── Task material ──
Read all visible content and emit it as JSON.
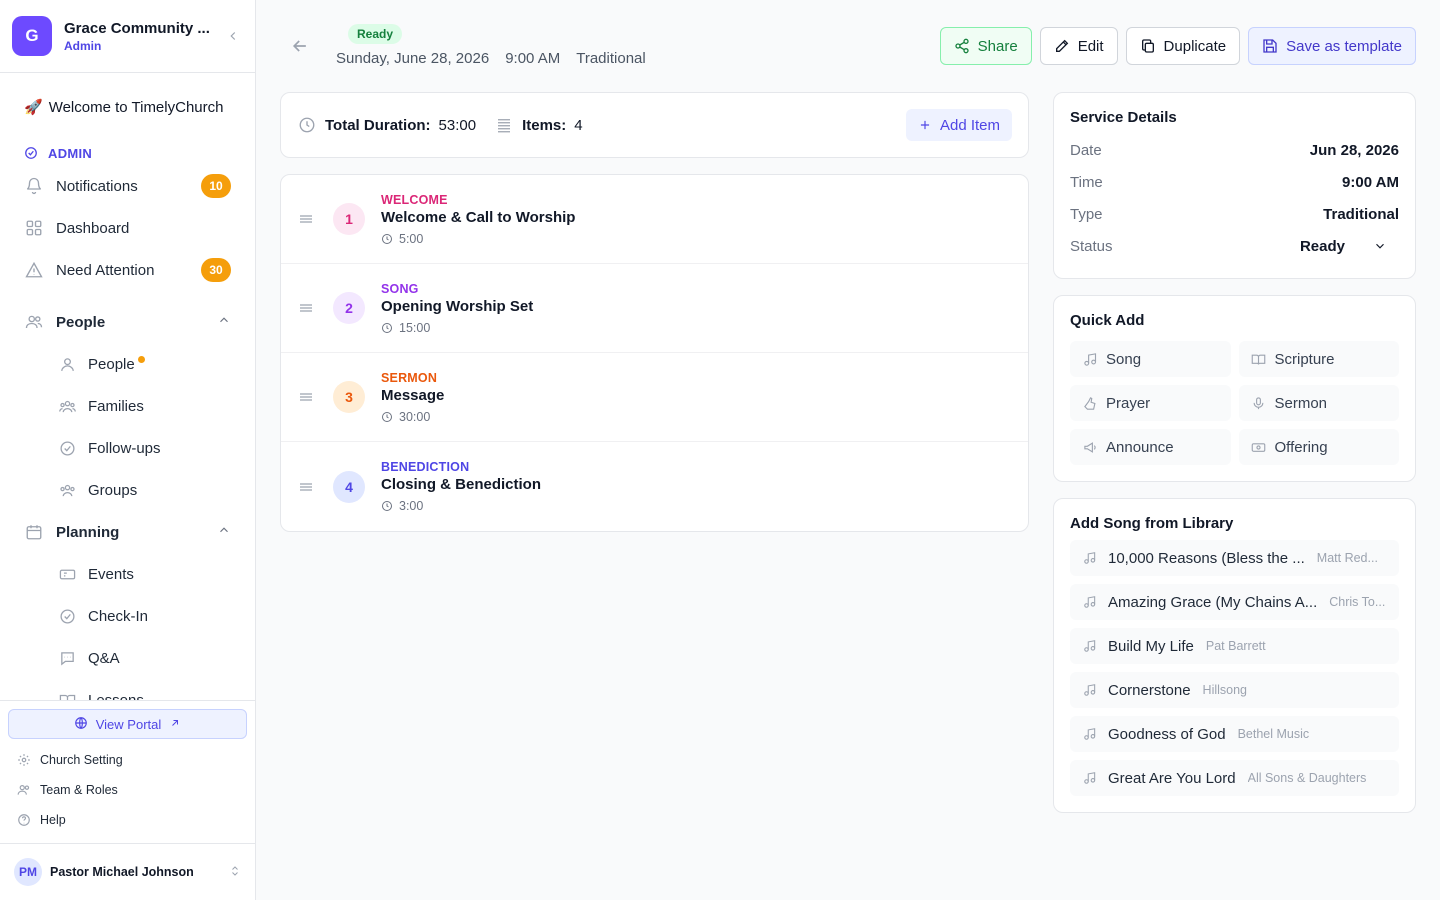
{
  "org": {
    "initial": "G",
    "name": "Grace Community ...",
    "role": "Admin"
  },
  "sidebar": {
    "welcome": "Welcome to TimelyChurch",
    "welcome_emoji": "🚀",
    "admin_label": "ADMIN",
    "items": [
      {
        "label": "Notifications",
        "badge": "10",
        "icon": "bell-icon"
      },
      {
        "label": "Dashboard",
        "icon": "grid-icon"
      },
      {
        "label": "Need Attention",
        "badge": "30",
        "icon": "warning-icon"
      }
    ],
    "people_group": {
      "label": "People",
      "items": [
        "People",
        "Families",
        "Follow-ups",
        "Groups"
      ]
    },
    "planning_group": {
      "label": "Planning",
      "items": [
        "Events",
        "Check-In",
        "Q&A",
        "Lessons"
      ]
    },
    "view_portal": "View Portal",
    "bottom_links": [
      "Church Setting",
      "Team & Roles",
      "Help"
    ],
    "user": {
      "initials": "PM",
      "name": "Pastor Michael Johnson"
    }
  },
  "header": {
    "status": "Ready",
    "date": "Sunday, June 28, 2026",
    "time": "9:00 AM",
    "type": "Traditional",
    "actions": {
      "share": "Share",
      "edit": "Edit",
      "duplicate": "Duplicate",
      "template": "Save as template"
    }
  },
  "summary": {
    "duration_label": "Total Duration:",
    "duration": "53:00",
    "items_label": "Items:",
    "items": "4",
    "add_item": "Add Item"
  },
  "service_items": [
    {
      "num": "1",
      "category": "WELCOME",
      "title": "Welcome & Call to Worship",
      "duration": "5:00",
      "color": "#db2777",
      "bg": "#fce7f3"
    },
    {
      "num": "2",
      "category": "SONG",
      "title": "Opening Worship Set",
      "duration": "15:00",
      "color": "#9333ea",
      "bg": "#f3e8ff"
    },
    {
      "num": "3",
      "category": "SERMON",
      "title": "Message",
      "duration": "30:00",
      "color": "#ea580c",
      "bg": "#ffedd5"
    },
    {
      "num": "4",
      "category": "BENEDICTION",
      "title": "Closing & Benediction",
      "duration": "3:00",
      "color": "#4f46e5",
      "bg": "#e0e7ff"
    }
  ],
  "details": {
    "title": "Service Details",
    "rows": [
      {
        "k": "Date",
        "v": "Jun 28, 2026"
      },
      {
        "k": "Time",
        "v": "9:00 AM"
      },
      {
        "k": "Type",
        "v": "Traditional"
      }
    ],
    "status_label": "Status",
    "status_value": "Ready"
  },
  "quick_add": {
    "title": "Quick Add",
    "items": [
      "Song",
      "Scripture",
      "Prayer",
      "Sermon",
      "Announce",
      "Offering"
    ]
  },
  "library": {
    "title": "Add Song from Library",
    "songs": [
      {
        "title": "10,000 Reasons (Bless the ...",
        "artist": "Matt Red..."
      },
      {
        "title": "Amazing Grace (My Chains A...",
        "artist": "Chris To..."
      },
      {
        "title": "Build My Life",
        "artist": "Pat Barrett"
      },
      {
        "title": "Cornerstone",
        "artist": "Hillsong"
      },
      {
        "title": "Goodness of God",
        "artist": "Bethel Music"
      },
      {
        "title": "Great Are You Lord",
        "artist": "All Sons & Daughters"
      }
    ]
  }
}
───
Find each line in the records holding the string "category" and show it.

      "category": "WELCOME",
      "category": "SONG",
      "category": "SERMON",
      "category": "BENEDICTION",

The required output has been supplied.